- _JOB_
Repeat every line of the material, character for character.
───
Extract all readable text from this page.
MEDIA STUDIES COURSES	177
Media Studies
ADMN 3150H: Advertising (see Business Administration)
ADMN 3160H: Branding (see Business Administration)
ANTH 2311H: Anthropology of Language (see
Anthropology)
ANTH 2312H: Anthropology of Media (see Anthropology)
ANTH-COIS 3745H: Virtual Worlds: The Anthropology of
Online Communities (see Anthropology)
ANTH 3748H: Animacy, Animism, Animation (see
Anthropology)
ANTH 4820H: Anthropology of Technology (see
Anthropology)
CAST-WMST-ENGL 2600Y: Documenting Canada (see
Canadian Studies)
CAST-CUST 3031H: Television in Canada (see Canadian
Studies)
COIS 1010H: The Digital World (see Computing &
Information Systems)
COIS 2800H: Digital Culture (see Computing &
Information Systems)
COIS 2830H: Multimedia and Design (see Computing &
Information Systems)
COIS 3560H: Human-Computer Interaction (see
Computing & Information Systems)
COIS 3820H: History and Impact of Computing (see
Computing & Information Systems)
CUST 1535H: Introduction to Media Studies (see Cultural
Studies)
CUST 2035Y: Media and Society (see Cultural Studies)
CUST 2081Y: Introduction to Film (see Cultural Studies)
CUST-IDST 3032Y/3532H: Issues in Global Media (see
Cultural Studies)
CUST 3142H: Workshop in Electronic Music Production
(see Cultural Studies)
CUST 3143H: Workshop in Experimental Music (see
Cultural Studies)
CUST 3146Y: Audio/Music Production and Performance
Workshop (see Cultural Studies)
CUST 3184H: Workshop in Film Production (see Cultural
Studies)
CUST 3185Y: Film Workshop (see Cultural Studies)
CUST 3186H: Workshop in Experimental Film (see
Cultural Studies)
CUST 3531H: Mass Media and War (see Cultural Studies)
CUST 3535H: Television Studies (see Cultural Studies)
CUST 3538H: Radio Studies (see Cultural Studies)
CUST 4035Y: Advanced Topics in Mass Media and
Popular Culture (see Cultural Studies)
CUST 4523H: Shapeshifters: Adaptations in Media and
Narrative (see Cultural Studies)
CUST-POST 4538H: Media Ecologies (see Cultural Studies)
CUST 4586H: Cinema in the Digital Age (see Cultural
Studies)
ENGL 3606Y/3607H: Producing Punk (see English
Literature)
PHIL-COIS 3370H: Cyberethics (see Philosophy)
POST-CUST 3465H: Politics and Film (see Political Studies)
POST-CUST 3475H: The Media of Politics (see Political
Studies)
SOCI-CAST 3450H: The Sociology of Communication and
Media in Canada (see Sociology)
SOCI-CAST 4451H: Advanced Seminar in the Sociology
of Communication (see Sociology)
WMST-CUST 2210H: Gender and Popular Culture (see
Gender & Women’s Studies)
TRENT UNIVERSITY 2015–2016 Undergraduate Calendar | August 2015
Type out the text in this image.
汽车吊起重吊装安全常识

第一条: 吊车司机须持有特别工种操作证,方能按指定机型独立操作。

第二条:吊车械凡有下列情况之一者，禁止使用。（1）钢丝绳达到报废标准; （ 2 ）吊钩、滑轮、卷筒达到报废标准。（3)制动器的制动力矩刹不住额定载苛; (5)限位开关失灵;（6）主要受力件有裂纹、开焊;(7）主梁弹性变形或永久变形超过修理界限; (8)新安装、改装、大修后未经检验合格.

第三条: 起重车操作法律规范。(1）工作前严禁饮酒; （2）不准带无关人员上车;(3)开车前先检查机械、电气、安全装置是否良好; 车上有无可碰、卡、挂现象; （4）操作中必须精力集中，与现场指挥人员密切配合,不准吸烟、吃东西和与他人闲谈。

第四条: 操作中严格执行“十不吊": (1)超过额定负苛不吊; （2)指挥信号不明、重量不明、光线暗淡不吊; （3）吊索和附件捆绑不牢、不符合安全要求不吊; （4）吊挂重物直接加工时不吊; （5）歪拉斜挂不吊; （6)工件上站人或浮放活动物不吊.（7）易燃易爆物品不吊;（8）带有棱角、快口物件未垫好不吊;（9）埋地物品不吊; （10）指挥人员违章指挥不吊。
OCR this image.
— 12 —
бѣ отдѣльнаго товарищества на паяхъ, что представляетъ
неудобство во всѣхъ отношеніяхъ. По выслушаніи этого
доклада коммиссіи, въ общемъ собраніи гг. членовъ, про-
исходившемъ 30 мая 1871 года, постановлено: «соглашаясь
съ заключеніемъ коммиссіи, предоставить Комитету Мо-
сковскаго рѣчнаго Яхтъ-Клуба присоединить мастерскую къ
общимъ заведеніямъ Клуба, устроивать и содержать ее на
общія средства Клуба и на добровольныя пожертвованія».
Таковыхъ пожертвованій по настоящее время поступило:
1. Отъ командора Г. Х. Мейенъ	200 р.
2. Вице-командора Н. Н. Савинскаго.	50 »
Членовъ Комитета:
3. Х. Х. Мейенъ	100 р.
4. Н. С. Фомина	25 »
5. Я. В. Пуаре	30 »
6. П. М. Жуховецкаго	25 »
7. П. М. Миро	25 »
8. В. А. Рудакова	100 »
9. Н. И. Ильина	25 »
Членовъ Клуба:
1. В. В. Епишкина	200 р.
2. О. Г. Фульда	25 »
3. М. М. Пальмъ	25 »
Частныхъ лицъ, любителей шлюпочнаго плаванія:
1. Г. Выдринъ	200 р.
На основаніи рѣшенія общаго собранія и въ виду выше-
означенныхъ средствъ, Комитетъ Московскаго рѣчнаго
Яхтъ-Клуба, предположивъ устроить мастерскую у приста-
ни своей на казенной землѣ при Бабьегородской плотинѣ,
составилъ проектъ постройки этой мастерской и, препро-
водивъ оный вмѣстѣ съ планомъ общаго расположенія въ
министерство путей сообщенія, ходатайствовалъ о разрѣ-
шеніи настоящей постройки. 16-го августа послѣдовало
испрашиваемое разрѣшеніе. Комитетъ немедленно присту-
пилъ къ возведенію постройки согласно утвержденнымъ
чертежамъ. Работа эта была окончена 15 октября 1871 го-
───
- _RESPONSE TO THE TASK_
Extract all readable text from this page.
MEDIA STUDIES COURSES	177
Media Studies
ADMN 3150H: Advertising (see Business Administration)
ADMN 3160H: Branding (see Business Administration)
ANTH 2311H: Anthropology of Language (see
Anthropology)
ANTH 2312H: Anthropology of Media (see Anthropology)
ANTH-COIS 3745H: Virtual Worlds: The Anthropology of
Online Communities (see Anthropology)
ANTH 3748H: Animacy, Animism, Animation (see
Anthropology)
ANTH 4820H: Anthropology of Technology (see
Anthropology)
CAST-WMST-ENGL 2600Y: Documenting Canada (see
Canadian Studies)
CAST-CUST 3031H: Television in Canada (see Canadian
Studies)
COIS 1010H: The Digital World (see Computing &
Information Systems)
COIS 2800H: Digital Culture (see Computing &
Information Systems)
COIS 2830H: Multimedia and Design (see Computing &
Information Systems)
COIS 3560H: Human-Computer Interaction (see
Computing & Information Systems)
COIS 3820H: History and Impact of Computing (see
Computing & Information Systems)
CUST 1535H: Introduction to Media Studies (see Cultural
Studies)
CUST 2035Y: Media and Society (see Cultural Studies)
CUST 2081Y: Introduction to Film (see Cultural Studies)
CUST-IDST 3032Y/3532H: Issues in Global Media (see
Cultural Studies)
CUST 3142H: Workshop in Electronic Music Production
(see Cultural Studies)
CUST 3143H: Workshop in Experimental Music (see
Cultural Studies)
CUST 3146Y: Audio/Music Production and Performance
Workshop (see Cultural Studies)
CUST 3184H: Workshop in Film Production (see Cultural
Studies)
CUST 3185Y: Film Workshop (see Cultural Studies)
CUST 3186H: Workshop in Experimental Film (see
Cultural Studies)
CUST 3531H: Mass Media and War (see Cultural Studies)
CUST 3535H: Television Studies (see Cultural Studies)
CUST 3538H: Radio Studies (see Cultural Studies)
CUST 4035Y: Advanced Topics in Mass Media and
Popular Culture (see Cultural Studies)
CUST 4523H: Shapeshifters: Adaptations in Media and
Narrative (see Cultural Studies)
CUST-POST 4538H: Media Ecologies (see Cultural Studies)
CUST 4586H: Cinema in the Digital Age (see Cultural
Studies)
ENGL 3606Y/3607H: Producing Punk (see English
Literature)
PHIL-COIS 3370H: Cyberethics (see Philosophy)
POST-CUST 3465H: Politics and Film (see Political Studies)
POST-CUST 3475H: The Media of Politics (see Political
Studies)
SOCI-CAST 3450H: The Sociology of Communication and
Media in Canada (see Sociology)
SOCI-CAST 4451H: Advanced Seminar in the Sociology
of Communication (see Sociology)
WMST-CUST 2210H: Gender and Popular Culture (see
Gender & Women’s Studies)
TRENT UNIVERSITY 2015–2016 Undergraduate Calendar | August 2015
Type out the text in this image.
汽车吊起重吊装安全常识

第一条: 吊车司机须持有特别工种操作证,方能按指定机型独立操作。

第二条:吊车械凡有下列情况之一者，禁止使用。（1）钢丝绳达到报废标准; （ 2 ）吊钩、滑轮、卷筒达到报废标准。（3)制动器的制动力矩刹不住额定载苛; (5)限位开关失灵;（6）主要受力件有裂纹、开焊;(7）主梁弹性变形或永久变形超过修理界限; (8)新安装、改装、大修后未经检验合格.

第三条: 起重车操作法律规范。(1）工作前严禁饮酒; （2）不准带无关人员上车;(3)开车前先检查机械、电气、安全装置是否良好; 车上有无可碰、卡、挂现象; （4）操作中必须精力集中，与现场指挥人员密切配合,不准吸烟、吃东西和与他人闲谈。

第四条: 操作中严格执行“十不吊": (1)超过额定负苛不吊; （2)指挥信号不明、重量不明、光线暗淡不吊; （3）吊索和附件捆绑不牢、不符合安全要求不吊; （4）吊挂重物直接加工时不吊; （5）歪拉斜挂不吊; （6)工件上站人或浮放活动物不吊.（7）易燃易爆物品不吊;（8）带有棱角、快口物件未垫好不吊;（9）埋地物品不吊; （10）指挥人员违章指挥不吊。
OCR this image.
— 12 —
бѣ отдѣльнаго товарищества на паяхъ, что представляетъ
неудобство во всѣхъ отношеніяхъ. По выслушаніи этого
доклада коммиссіи, въ общемъ собраніи гг. членовъ, про-
исходившемъ 30 мая 1871 года, постановлено: «соглашаясь
съ заключеніемъ коммиссіи, предоставить Комитету Мо-
сковскаго рѣчнаго Яхтъ-Клуба присоединить мастерскую къ
общимъ заведеніямъ Клуба, устроивать и содержать ее на
общія средства Клуба и на добровольныя пожертвованія».
Таковыхъ пожертвованій по настоящее время поступило:
1. Отъ командора Г. Х. Мейенъ	200 р.
2. Вице-командора Н. Н. Савинскаго.	50 »
Членовъ Комитета:
3. Х. Х. Мейенъ	100 р.
4. Н. С. Фомина	25 »
5. Я. В. Пуаре	30 »
6. П. М. Жуховецкаго	25 »
7. П. М. Миро	25 »
8. В. А. Рудакова	100 »
9. Н. И. Ильина	25 »
Членовъ Клуба:
1. В. В. Епишкина	200 р.
2. О. Г. Фульда	25 »
3. М. М. Пальмъ	25 »
Частныхъ лицъ, любителей шлюпочнаго плаванія:
1. Г. Выдринъ	200 р.
На основаніи рѣшенія общаго собранія и въ виду выше-
означенныхъ средствъ, Комитетъ Московскаго рѣчнаго
Яхтъ-Клуба, предположивъ устроить мастерскую у приста-
ни своей на казенной землѣ при Бабьегородской плотинѣ,
составилъ проектъ постройки этой мастерской и, препро-
водивъ оный вмѣстѣ съ планомъ общаго расположенія въ
министерство путей сообщенія, ходатайствовалъ о разрѣ-
шеніи настоящей постройки. 16-го августа послѣдовало
испрашиваемое разрѣшеніе. Комитетъ немедленно присту-
пилъ къ возведенію постройки согласно утвержденнымъ
чертежамъ. Работа эта была окончена 15 октября 1871 го-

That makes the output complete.